• [Task goal]: Transcribe each of the records below exactly, excluding all pictures.

• [Dataset records]:
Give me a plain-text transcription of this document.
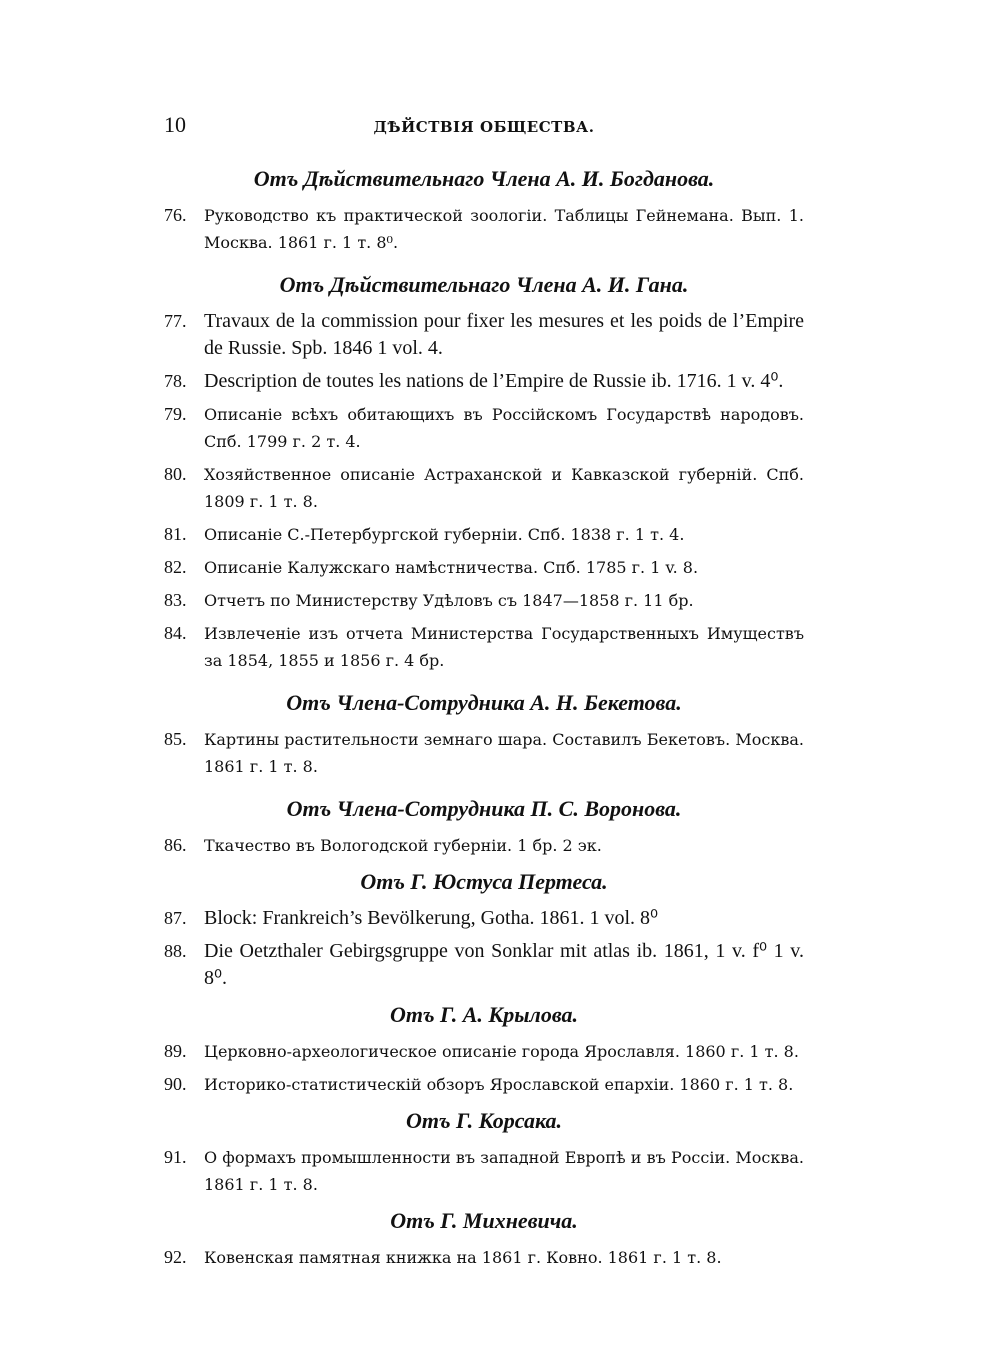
10	ДѢЙСТВІЯ ОБЩЕСТВА.
Отъ Дѣйствительнаго Члена А. И. Богданова.
76. Руководство къ практической зоологіи. Таблицы Гейнемана. Вып. 1. Москва. 1861 г. 1 т. 8⁰.
Отъ Дѣйствительнаго Члена А. И. Гана.
77. Travaux de la commission pour fixer les mesures et les poids de l’Empire de Russie. Spb. 1846 1 vol. 4.
78. Description de toutes les nations de l’Empire de Russie ib. 1716. 1 v. 4⁰.
79. Описаніе всѣхъ обитающихъ въ Россійскомъ Государствѣ народовъ. Спб. 1799 г. 2 т. 4.
80. Хозяйственное описаніе Астраханской и Кавказской губерній. Спб. 1809 г. 1 т. 8.
81. Описаніе С.-Петербургской губерніи. Спб. 1838 г. 1 т. 4.
82. Описаніе Калужскаго намѣстничества. Спб. 1785 г. 1 v. 8.
83. Отчетъ по Министерству Удѣловъ съ 1847—1858 г. 11 бр.
84. Извлеченіе изъ отчета Министерства Государственныхъ Имуществъ за 1854, 1855 и 1856 г. 4 бр.
Отъ Члена-Сотрудника А. Н. Бекетова.
85. Картины растительности земнаго шара. Составилъ Бекетовъ. Москва. 1861 г. 1 т. 8.
Отъ Члена-Сотрудника П. С. Воронова.
86. Ткачество въ Вологодской губерніи. 1 бр. 2 эк.
Отъ Г. Юстуса Пертеса.
87. Block: Frankreich’s Bevölkerung, Gotha. 1861. 1 vol. 8⁰
88. Die Oetzthaler Gebirgsgruppe von Sonklar mit atlas ib. 1861, 1 v. f⁰ 1 v. 8⁰.
Отъ Г. А. Крылова.
89. Церковно-археологическое описаніе города Ярославля. 1860 г. 1 т. 8.
90. Историко-статистическій обзоръ Ярославской епархіи. 1860 г. 1 т. 8.
Отъ Г. Корсака.
91. О формахъ промышленности въ западной Европѣ и въ Россіи. Москва. 1861 г. 1 т. 8.
Отъ Г. Михневича.
92. Ковенская памятная книжка на 1861 г. Ковно. 1861 г. 1 т. 8.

• [Result of this task]:
Give me a plain-text transcription of this document.
10	ДѢЙСТВІЯ ОБЩЕСТВА.
Отъ Дѣйствительнаго Члена А. И. Богданова.
76. Руководство къ практической зоологіи. Таблицы Гейнемана. Вып. 1. Москва. 1861 г. 1 т. 8⁰.
Отъ Дѣйствительнаго Члена А. И. Гана.
77. Travaux de la commission pour fixer les mesures et les poids de l’Empire de Russie. Spb. 1846 1 vol. 4.
78. Description de toutes les nations de l’Empire de Russie ib. 1716. 1 v. 4⁰.
79. Описаніе всѣхъ обитающихъ въ Россійскомъ Государствѣ народовъ. Спб. 1799 г. 2 т. 4.
80. Хозяйственное описаніе Астраханской и Кавказской губерній. Спб. 1809 г. 1 т. 8.
81. Описаніе С.-Петербургской губерніи. Спб. 1838 г. 1 т. 4.
82. Описаніе Калужскаго намѣстничества. Спб. 1785 г. 1 v. 8.
83. Отчетъ по Министерству Удѣловъ съ 1847—1858 г. 11 бр.
84. Извлеченіе изъ отчета Министерства Государственныхъ Имуществъ за 1854, 1855 и 1856 г. 4 бр.
Отъ Члена-Сотрудника А. Н. Бекетова.
85. Картины растительности земнаго шара. Составилъ Бекетовъ. Москва. 1861 г. 1 т. 8.
Отъ Члена-Сотрудника П. С. Воронова.
86. Ткачество въ Вологодской губерніи. 1 бр. 2 эк.
Отъ Г. Юстуса Пертеса.
87. Block: Frankreich’s Bevölkerung, Gotha. 1861. 1 vol. 8⁰
88. Die Oetzthaler Gebirgsgruppe von Sonklar mit atlas ib. 1861, 1 v. f⁰ 1 v. 8⁰.
Отъ Г. А. Крылова.
89. Церковно-археологическое описаніе города Ярославля. 1860 г. 1 т. 8.
90. Историко-статистическій обзоръ Ярославской епархіи. 1860 г. 1 т. 8.
Отъ Г. Корсака.
91. О формахъ промышленности въ западной Европѣ и въ Россіи. Москва. 1861 г. 1 т. 8.
Отъ Г. Михневича.
92. Ковенская памятная книжка на 1861 г. Ковно. 1861 г. 1 т. 8.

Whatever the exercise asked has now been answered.